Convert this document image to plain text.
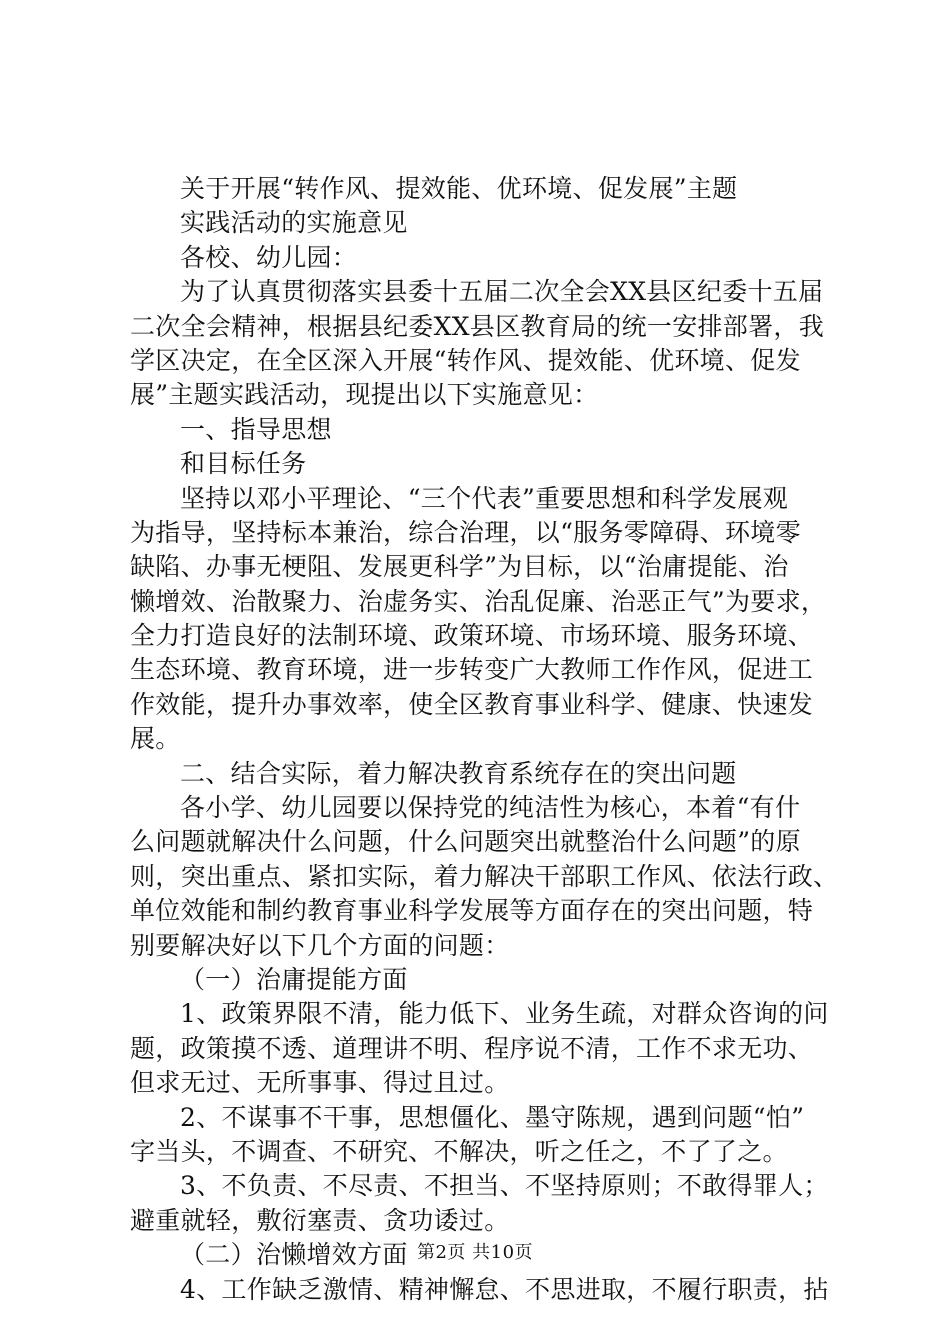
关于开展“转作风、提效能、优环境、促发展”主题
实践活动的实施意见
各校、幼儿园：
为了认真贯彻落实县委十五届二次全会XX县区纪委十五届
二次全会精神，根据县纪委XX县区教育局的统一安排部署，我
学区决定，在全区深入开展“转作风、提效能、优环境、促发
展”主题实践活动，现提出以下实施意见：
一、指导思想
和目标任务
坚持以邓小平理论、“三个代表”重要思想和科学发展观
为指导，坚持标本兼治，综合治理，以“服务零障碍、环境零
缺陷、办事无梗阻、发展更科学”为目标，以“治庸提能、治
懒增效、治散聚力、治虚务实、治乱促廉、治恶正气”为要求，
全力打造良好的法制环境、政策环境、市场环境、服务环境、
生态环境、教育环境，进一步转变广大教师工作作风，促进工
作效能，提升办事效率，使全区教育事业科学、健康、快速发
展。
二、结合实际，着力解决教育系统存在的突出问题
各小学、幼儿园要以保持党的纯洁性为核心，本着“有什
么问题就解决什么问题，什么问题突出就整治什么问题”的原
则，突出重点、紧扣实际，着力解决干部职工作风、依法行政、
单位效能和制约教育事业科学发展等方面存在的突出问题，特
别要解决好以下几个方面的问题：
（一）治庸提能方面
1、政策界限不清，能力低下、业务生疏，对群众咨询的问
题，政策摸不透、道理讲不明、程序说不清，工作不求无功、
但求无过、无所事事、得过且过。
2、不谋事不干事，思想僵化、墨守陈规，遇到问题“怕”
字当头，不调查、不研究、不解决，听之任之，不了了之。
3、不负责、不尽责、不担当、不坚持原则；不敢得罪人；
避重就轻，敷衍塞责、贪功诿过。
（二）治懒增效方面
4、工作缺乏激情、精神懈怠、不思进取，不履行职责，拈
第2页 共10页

• [Task directions]: Write out the full set of lines verbatim, without the pictures.

• [Reply]:
Convert this document image to plain text.
关于开展“转作风、提效能、优环境、促发展”主题
实践活动的实施意见
各校、幼儿园：
为了认真贯彻落实县委十五届二次全会XX县区纪委十五届
二次全会精神，根据县纪委XX县区教育局的统一安排部署，我
学区决定，在全区深入开展“转作风、提效能、优环境、促发
展”主题实践活动，现提出以下实施意见：
一、指导思想
和目标任务
坚持以邓小平理论、“三个代表”重要思想和科学发展观
为指导，坚持标本兼治，综合治理，以“服务零障碍、环境零
缺陷、办事无梗阻、发展更科学”为目标，以“治庸提能、治
懒增效、治散聚力、治虚务实、治乱促廉、治恶正气”为要求，
全力打造良好的法制环境、政策环境、市场环境、服务环境、
生态环境、教育环境，进一步转变广大教师工作作风，促进工
作效能，提升办事效率，使全区教育事业科学、健康、快速发
展。
二、结合实际，着力解决教育系统存在的突出问题
各小学、幼儿园要以保持党的纯洁性为核心，本着“有什
么问题就解决什么问题，什么问题突出就整治什么问题”的原
则，突出重点、紧扣实际，着力解决干部职工作风、依法行政、
单位效能和制约教育事业科学发展等方面存在的突出问题，特
别要解决好以下几个方面的问题：
（一）治庸提能方面
1、政策界限不清，能力低下、业务生疏，对群众咨询的问
题，政策摸不透、道理讲不明、程序说不清，工作不求无功、
但求无过、无所事事、得过且过。
2、不谋事不干事，思想僵化、墨守陈规，遇到问题“怕”
字当头，不调查、不研究、不解决，听之任之，不了了之。
3、不负责、不尽责、不担当、不坚持原则；不敢得罪人；
避重就轻，敷衍塞责、贪功诿过。
（二）治懒增效方面
4、工作缺乏激情、精神懈怠、不思进取，不履行职责，拈
第2页 共10页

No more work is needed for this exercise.